▶ _Problem statement_
Arrange the lines from the start of the records through the line containing "navigator-selection[interactable]: [1108, 633, 1131, 711]", inclusive, as a numbered list, and leave out any blank lines.

[Element box annotations]
○ ○ ○ ○

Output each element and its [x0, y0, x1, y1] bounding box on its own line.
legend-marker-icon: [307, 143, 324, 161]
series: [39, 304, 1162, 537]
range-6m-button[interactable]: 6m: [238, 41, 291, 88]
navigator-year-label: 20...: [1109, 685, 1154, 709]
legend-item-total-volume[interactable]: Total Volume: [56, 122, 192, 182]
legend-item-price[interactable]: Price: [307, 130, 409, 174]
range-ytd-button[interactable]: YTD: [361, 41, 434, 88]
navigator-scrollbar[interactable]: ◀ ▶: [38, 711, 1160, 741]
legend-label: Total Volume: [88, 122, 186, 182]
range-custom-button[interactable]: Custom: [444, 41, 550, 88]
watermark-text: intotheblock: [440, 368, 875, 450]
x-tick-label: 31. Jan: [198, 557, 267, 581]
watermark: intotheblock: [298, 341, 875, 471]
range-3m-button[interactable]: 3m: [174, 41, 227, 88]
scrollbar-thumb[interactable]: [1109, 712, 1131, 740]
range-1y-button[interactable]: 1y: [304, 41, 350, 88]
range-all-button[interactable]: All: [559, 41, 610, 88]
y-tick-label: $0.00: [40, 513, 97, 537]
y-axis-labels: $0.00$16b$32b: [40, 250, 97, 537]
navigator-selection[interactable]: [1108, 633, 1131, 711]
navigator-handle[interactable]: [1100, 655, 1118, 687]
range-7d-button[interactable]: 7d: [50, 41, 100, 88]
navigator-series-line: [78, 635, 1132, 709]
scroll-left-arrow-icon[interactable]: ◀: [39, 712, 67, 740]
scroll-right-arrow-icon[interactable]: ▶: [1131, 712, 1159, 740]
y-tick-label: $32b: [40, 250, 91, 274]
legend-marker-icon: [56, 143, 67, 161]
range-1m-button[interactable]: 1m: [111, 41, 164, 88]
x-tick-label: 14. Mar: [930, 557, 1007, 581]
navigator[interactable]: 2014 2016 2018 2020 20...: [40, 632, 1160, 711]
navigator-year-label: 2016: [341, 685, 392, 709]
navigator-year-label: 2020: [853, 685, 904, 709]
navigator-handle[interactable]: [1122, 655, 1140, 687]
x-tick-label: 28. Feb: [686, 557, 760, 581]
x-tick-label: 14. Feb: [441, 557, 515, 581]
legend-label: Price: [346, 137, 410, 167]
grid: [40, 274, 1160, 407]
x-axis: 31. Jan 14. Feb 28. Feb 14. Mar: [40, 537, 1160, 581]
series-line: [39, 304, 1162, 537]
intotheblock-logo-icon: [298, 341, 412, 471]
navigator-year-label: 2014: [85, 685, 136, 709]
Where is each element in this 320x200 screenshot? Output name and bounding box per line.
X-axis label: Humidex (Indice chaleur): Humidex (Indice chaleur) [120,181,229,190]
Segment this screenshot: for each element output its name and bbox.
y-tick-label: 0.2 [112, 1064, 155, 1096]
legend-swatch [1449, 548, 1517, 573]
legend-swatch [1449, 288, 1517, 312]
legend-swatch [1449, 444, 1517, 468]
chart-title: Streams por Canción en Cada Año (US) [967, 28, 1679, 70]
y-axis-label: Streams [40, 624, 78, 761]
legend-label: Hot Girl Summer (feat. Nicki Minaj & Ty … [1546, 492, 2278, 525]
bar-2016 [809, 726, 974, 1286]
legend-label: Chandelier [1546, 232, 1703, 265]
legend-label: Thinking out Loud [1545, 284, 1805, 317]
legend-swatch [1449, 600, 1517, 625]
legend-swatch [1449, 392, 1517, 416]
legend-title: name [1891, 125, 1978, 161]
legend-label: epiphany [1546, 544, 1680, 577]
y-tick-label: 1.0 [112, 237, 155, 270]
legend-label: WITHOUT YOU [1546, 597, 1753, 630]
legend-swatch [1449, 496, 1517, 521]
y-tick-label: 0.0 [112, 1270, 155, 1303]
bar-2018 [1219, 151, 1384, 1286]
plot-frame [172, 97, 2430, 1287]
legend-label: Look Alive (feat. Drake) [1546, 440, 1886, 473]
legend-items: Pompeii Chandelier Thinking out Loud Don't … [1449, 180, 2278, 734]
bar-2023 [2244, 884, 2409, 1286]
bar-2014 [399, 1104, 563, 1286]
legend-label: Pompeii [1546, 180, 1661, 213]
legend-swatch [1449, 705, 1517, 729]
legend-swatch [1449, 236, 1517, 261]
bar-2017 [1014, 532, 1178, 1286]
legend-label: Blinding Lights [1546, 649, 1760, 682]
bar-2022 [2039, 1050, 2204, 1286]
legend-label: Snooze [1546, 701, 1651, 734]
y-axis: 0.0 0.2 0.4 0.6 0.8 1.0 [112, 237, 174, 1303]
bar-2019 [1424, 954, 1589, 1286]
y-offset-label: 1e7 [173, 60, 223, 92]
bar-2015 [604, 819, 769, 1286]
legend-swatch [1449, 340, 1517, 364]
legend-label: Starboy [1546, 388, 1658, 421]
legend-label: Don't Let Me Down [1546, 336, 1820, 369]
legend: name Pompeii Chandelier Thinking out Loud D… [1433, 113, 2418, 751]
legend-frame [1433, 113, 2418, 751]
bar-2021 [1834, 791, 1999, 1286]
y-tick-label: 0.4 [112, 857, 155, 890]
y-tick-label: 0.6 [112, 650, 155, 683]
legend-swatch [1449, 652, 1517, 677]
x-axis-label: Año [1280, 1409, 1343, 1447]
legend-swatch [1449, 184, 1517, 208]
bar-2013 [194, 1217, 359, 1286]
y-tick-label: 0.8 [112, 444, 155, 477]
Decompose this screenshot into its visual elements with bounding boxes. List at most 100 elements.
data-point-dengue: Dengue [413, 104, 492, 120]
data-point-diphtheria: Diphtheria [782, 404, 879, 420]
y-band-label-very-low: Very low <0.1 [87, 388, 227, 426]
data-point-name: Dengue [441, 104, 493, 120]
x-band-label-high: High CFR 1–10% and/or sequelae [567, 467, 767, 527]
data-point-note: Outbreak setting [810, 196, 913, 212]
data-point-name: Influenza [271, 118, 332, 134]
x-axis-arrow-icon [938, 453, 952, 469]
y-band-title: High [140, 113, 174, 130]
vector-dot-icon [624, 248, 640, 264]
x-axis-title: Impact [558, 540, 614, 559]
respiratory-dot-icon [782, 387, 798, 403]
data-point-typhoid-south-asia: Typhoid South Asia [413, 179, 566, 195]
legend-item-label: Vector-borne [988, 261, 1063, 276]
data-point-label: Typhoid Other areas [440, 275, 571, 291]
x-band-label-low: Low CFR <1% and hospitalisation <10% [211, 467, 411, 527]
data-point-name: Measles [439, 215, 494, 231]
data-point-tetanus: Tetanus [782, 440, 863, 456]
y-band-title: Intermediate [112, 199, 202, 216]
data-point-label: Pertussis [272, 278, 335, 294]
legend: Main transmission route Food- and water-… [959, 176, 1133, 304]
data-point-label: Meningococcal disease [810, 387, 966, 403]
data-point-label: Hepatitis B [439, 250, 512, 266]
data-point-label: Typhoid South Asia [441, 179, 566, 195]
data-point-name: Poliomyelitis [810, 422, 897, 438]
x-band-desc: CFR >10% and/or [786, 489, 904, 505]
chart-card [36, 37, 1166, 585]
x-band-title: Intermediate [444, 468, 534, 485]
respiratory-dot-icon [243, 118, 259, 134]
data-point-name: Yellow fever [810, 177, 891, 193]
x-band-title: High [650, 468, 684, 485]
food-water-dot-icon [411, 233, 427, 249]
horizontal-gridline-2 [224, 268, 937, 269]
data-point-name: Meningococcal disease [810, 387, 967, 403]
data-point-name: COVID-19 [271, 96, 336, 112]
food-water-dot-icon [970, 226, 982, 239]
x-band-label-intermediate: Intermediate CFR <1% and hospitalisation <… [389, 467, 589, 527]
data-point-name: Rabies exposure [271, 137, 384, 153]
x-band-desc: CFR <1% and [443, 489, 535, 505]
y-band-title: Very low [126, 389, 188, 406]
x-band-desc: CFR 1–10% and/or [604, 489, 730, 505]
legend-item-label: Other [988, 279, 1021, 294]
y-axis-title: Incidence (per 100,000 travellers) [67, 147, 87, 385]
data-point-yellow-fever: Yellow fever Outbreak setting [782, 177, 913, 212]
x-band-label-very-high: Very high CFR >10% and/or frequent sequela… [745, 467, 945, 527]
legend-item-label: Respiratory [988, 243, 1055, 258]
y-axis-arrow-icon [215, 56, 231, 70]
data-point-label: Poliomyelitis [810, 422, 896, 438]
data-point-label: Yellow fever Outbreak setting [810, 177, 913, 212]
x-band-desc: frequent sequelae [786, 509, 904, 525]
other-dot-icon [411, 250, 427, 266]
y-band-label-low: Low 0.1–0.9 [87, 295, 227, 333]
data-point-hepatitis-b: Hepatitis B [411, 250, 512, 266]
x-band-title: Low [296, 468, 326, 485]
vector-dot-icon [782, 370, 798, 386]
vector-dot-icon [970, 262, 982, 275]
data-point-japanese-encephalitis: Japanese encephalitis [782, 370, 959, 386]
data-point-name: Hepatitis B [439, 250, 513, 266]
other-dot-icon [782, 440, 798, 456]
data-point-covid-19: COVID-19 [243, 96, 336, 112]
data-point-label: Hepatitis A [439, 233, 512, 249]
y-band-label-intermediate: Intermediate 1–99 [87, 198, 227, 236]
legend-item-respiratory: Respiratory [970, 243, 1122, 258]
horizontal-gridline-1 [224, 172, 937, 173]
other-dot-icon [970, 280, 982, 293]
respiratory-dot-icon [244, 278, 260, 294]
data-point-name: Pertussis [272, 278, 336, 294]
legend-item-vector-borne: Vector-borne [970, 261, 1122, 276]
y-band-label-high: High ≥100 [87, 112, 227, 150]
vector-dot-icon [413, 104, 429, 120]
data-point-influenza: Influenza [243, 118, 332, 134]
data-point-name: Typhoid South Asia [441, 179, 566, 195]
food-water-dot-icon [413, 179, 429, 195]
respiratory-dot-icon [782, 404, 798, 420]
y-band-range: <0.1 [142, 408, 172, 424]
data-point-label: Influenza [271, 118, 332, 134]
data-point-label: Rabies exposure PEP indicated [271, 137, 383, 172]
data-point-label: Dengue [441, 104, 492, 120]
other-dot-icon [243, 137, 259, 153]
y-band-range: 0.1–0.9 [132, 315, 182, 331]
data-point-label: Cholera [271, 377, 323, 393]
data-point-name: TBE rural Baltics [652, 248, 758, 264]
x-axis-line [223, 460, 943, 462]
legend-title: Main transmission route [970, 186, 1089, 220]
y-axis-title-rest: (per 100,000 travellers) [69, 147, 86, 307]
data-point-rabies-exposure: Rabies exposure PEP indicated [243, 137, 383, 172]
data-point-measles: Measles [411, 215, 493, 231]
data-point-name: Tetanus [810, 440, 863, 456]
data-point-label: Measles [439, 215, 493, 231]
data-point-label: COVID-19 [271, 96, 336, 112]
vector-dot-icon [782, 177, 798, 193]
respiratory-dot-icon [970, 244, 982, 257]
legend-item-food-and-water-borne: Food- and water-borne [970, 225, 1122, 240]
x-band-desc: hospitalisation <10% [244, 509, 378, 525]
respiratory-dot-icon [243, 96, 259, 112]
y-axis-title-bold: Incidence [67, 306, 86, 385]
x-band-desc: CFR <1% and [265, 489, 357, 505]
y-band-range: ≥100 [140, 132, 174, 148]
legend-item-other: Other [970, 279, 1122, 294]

○ ○ ○ ○

▶ _Result_
1. Output each element and its [x0, y0, x1, y1] bounding box on its own line.
2. legend-marker-icon: [307, 143, 324, 161]
3. series: [39, 304, 1162, 537]
4. range-6m-button[interactable]: 6m: [238, 41, 291, 88]
5. navigator-year-label: 20...: [1109, 685, 1154, 709]
6. legend-item-total-volume[interactable]: Total Volume: [56, 122, 192, 182]
7. legend-item-price[interactable]: Price: [307, 130, 409, 174]
8. range-ytd-button[interactable]: YTD: [361, 41, 434, 88]
9. navigator-scrollbar[interactable]: ◀ ▶: [38, 711, 1160, 741]
10. legend-label: Total Volume: [88, 122, 186, 182]
11. range-custom-button[interactable]: Custom: [444, 41, 550, 88]
12. watermark-text: intotheblock: [440, 368, 875, 450]
13. x-tick-label: 31. Jan: [198, 557, 267, 581]
14. watermark: intotheblock: [298, 341, 875, 471]
15. range-3m-button[interactable]: 3m: [174, 41, 227, 88]
16. scrollbar-thumb[interactable]: [1109, 712, 1131, 740]
17. range-1y-button[interactable]: 1y: [304, 41, 350, 88]
18. range-all-button[interactable]: All: [559, 41, 610, 88]
19. y-tick-label: $0.00: [40, 513, 97, 537]
20. y-axis-labels: $0.00$16b$32b: [40, 250, 97, 537]
21. navigator-selection[interactable]: [1108, 633, 1131, 711]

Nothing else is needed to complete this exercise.